== Task prompt ==
Locate the word "value" in the material, then show every line that holds it.

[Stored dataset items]
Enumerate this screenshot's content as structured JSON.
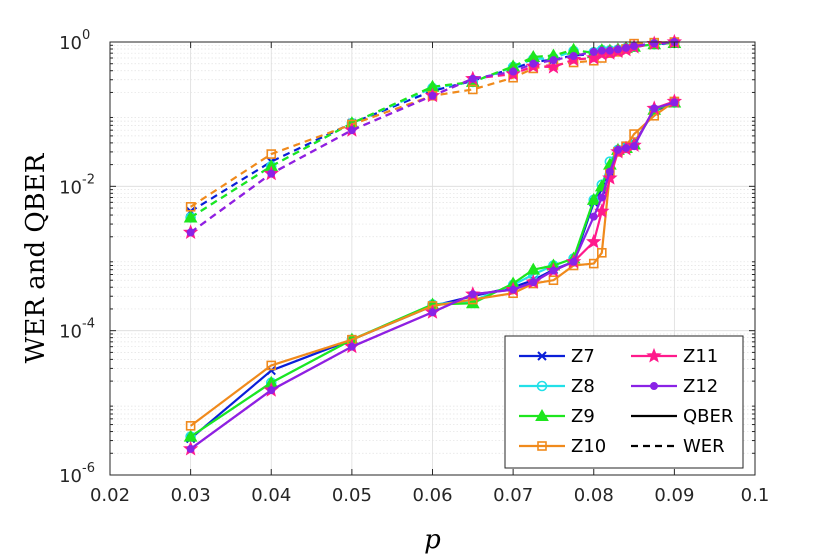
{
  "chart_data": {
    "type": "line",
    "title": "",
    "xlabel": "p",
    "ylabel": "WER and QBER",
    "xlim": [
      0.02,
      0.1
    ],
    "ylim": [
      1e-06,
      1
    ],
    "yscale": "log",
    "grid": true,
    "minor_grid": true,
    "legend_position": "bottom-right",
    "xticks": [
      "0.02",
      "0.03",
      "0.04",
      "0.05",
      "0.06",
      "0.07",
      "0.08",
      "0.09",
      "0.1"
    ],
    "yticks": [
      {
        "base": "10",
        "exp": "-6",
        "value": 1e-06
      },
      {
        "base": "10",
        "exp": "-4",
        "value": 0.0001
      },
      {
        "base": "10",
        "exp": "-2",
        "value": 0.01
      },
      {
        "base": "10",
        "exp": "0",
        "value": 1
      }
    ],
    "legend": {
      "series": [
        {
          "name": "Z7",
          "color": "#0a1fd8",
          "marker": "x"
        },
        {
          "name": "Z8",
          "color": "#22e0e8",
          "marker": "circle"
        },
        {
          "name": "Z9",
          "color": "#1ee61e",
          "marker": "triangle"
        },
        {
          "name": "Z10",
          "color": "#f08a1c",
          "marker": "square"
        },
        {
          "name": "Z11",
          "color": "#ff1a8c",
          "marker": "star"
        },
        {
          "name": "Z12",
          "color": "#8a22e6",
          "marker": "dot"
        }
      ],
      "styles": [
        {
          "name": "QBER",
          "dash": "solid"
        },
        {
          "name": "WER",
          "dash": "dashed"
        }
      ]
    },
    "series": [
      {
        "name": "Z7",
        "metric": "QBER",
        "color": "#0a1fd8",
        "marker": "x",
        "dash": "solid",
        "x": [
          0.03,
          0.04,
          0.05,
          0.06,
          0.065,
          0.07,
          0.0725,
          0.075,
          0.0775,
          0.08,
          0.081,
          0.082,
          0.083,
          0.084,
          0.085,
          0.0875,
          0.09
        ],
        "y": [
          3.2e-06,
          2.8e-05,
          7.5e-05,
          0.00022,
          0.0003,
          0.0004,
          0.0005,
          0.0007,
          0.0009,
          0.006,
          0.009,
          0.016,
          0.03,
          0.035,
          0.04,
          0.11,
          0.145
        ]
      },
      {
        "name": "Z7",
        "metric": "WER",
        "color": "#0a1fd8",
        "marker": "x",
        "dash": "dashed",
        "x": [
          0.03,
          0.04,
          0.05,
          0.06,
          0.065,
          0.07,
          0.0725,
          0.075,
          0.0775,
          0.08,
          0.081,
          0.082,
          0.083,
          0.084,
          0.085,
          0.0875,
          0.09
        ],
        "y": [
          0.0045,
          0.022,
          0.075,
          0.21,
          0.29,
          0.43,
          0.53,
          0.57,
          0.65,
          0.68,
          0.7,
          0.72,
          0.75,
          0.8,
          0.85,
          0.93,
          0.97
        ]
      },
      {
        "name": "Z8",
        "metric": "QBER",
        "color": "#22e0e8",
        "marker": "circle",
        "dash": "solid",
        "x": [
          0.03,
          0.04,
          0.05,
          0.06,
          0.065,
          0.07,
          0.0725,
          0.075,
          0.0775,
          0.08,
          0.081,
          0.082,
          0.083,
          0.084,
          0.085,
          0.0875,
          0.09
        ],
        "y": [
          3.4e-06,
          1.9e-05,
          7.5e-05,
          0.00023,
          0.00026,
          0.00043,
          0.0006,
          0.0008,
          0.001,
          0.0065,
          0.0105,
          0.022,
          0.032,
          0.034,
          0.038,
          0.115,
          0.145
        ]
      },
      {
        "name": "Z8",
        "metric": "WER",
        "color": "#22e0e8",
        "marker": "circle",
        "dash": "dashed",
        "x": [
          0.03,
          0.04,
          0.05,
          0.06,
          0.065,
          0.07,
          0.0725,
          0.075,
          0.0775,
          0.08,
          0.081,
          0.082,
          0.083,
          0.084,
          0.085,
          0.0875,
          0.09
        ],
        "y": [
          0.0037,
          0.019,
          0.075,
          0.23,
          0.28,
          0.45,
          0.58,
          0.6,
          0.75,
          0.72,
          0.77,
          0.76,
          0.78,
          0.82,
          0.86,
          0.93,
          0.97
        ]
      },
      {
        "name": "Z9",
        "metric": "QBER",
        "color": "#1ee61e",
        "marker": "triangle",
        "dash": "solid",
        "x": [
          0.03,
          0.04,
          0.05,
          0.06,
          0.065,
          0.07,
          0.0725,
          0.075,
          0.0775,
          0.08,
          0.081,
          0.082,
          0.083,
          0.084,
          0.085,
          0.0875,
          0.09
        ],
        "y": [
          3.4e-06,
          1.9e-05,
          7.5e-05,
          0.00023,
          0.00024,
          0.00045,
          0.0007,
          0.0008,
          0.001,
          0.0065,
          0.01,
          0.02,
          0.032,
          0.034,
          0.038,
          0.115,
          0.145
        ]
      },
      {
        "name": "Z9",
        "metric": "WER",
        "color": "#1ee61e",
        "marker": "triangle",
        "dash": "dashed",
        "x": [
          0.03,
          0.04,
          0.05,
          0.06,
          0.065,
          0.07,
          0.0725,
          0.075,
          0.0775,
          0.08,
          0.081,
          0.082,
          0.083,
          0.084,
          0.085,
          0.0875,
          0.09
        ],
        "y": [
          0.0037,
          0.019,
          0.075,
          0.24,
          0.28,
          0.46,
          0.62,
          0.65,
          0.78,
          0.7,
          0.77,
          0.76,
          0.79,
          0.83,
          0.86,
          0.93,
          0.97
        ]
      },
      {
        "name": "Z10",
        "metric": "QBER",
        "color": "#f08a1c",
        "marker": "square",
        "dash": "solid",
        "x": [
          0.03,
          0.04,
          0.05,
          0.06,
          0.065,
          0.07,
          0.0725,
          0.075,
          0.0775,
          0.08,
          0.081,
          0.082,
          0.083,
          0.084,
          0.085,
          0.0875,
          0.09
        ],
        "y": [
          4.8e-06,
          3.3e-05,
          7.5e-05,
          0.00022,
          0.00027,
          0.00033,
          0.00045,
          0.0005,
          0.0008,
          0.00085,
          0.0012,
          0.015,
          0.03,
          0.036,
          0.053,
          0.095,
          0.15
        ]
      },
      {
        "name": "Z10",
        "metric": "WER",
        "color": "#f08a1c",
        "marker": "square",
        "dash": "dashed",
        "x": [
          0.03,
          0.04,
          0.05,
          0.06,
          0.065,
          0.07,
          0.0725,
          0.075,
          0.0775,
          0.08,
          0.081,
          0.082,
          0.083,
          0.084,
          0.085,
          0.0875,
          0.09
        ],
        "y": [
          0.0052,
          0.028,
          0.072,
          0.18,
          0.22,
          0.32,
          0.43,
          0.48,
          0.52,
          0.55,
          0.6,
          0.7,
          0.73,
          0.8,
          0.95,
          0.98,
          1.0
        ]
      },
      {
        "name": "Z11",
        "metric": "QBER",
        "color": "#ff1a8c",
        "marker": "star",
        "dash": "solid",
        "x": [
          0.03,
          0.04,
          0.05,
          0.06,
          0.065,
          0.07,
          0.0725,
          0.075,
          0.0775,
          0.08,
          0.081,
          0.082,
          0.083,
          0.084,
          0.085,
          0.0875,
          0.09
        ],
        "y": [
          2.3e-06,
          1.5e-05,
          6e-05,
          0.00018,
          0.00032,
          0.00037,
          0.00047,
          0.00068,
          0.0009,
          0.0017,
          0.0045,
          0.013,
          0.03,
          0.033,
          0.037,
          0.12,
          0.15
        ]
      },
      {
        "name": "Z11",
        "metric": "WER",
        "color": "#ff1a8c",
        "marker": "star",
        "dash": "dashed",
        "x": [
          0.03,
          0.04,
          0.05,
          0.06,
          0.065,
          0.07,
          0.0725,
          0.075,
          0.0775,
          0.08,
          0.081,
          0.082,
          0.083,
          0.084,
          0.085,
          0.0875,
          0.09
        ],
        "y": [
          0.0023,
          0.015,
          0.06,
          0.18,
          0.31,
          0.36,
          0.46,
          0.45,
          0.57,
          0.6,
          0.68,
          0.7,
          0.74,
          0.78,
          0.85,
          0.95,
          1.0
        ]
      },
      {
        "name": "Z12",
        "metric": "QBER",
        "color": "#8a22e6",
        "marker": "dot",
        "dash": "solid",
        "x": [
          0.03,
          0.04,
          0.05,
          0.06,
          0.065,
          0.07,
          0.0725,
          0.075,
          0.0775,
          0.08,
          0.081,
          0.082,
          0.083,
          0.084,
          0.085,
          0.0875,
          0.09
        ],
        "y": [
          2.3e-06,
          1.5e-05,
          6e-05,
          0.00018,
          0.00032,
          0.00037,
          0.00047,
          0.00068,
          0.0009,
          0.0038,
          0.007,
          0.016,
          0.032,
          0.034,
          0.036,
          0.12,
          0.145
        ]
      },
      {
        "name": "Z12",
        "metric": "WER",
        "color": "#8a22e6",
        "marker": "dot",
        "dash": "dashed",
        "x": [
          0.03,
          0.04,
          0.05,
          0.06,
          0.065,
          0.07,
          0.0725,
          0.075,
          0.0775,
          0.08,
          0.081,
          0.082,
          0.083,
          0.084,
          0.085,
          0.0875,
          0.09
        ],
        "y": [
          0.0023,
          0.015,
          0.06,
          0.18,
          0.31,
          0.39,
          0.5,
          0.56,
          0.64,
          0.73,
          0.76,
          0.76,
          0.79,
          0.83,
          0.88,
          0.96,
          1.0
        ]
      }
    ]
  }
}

== Task answer ==
        "value": 1e-06
        "value": 0.0001
        "value": 0.01
        "value": 1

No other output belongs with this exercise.